● PROBLEM DETAILS: Write the next part of the excerpt on NCI-designated cancer centers and cervical cancer survival, starting after its final sentence.

● EXCERPT PROVIDED:

Several studies have examined additional treatment factors that affect both BT and cervical cancer outcomes. In terms of oncologic surgery, patients receiving care from high‐volume providers and in high‐volume centers have the best outcomes. 8 , 9 , 10 , 11 , 12 , 13 Two National Cancer Database studies of hospital volume during similar timeframes found that, although hospital volume was associated with receipt of BT, survival was not consistently affected. 14 , 15 Another study of the Taiwan Cancer Registry found that greater hospital patient load, as defined by the number of definitive radiotherapy procedures annually, increased use of BT, cancer‐specific survival, and overall survival. 16
National Cancer Institute (NCI) designation is a rigorous process by which a cancer center demonstrates comprehensive cancer care and quality. In lung, breast, gastrointestinal, ovarian, and bladder cancers, treatment at an NCI‐designated cancer center (NCICC) has been shown to improve survival. 17 , 18 , 19 , 20 , 21 It is unknown whether that survival advantage extends to cervical cancer and what factors might account for this advantage, if any. This is particularly of interest given that access to NCICCs is limited; only 64 cancer centers are currently designated as NCI cancer centers across the United States (excluding basic laboratory cancer centers), with 14 states having none. 22 Despite NCICC catchment areas extending to more than 77% of US counties, 23 a recent report characterized 72% of US counties as undercovered by members of the Association of American of Cancer Institutes (the vast majority of whose members are NCICCs). 24 Although there were 1.76 million new cases of cancer reported in the United States in 2019, 25 newly registered patients at NCICCs accounted for only 22% (387,415) of these individuals. 26
Given the declining use of cervical cancer BT and its effect on cervical cancer treatment and outcomes, we sought to evaluate whether receiving care at an NCICC was associated with improved cancer‐specific survival among cervical cancer patients in California receiving definitive radiation therapy and whether guideline‐concordant treatment, specifically concurrent chemotherapy and radiation with a BT boost, explained that association.

● DATA FOR REVIEW:

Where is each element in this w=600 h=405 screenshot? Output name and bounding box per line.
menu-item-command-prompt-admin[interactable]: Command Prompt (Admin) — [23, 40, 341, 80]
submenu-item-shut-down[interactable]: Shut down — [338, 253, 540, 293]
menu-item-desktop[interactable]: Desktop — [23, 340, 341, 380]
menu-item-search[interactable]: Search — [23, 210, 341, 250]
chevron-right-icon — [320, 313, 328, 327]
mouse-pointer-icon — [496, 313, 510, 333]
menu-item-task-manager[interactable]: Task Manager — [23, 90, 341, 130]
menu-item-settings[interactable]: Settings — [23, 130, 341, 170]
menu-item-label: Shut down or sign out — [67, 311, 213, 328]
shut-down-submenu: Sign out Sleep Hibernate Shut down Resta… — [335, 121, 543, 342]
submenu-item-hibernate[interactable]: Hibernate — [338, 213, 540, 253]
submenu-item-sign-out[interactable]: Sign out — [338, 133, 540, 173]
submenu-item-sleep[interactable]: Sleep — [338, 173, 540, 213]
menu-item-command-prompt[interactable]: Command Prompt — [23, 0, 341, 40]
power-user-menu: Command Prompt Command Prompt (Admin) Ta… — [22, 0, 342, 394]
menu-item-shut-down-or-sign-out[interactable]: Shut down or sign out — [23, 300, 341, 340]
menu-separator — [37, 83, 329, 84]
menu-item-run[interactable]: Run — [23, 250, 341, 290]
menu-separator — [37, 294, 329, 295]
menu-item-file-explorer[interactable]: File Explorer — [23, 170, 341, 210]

● RESULT BELOW:
Methods
Patients with cervical cancer who were treated with radiation were identified using the California Cancer Registry (CCR). The CCR is the largest population‐based state cancer registry in the United States and participates in the NCI's Surveillance, Epidemiology, and End Results program. The CCR contains demographic, diagnostic, treatment, and outcome information on cancers diagnosed in patients residing in California.
We queried the CCR for adult women diagnosed with a first and only primary invasive cervical cancer from January 1, 2004, through December 31, 2016 (n = 16,560). Women were excluded from the analysis hierarchically as follows: diagnosed by death certificate or autopsy only (n = 90); tumor not microscopically confirmed (n = 261); tumor not International Federation of Gynecology and Obstetrics (FIGO) stage IB2‐IVA (n = 9996); did not receive radiation as part of the first course of treatment (n = 885); were treated with regional radiation other than EBRT or boost radiation other than EBRT or BT (n = 567); started radiation therapy after the study end date (December 31, 2016) (n = 84); were missing month and day of diagnosis or radiation start date (n = 66); had less than 35 days of follow‐up after the start of radiation (to give women time to receive a boost course of radiation) (n = 69); had an uncertain or ungeocodable residential address at diagnosis (n = 151); or had missing data for one or more of the confounders (n = 141), yielding 4250 individuals. Human subjects' approval was obtained from the University of California San Francisco institutional review board, as a part of the Greater Bay Area Cancer Registry protocol for operating a population‐based cancer registry and conducting surveillance and related analyses with the data. The data were anonymized before analysis.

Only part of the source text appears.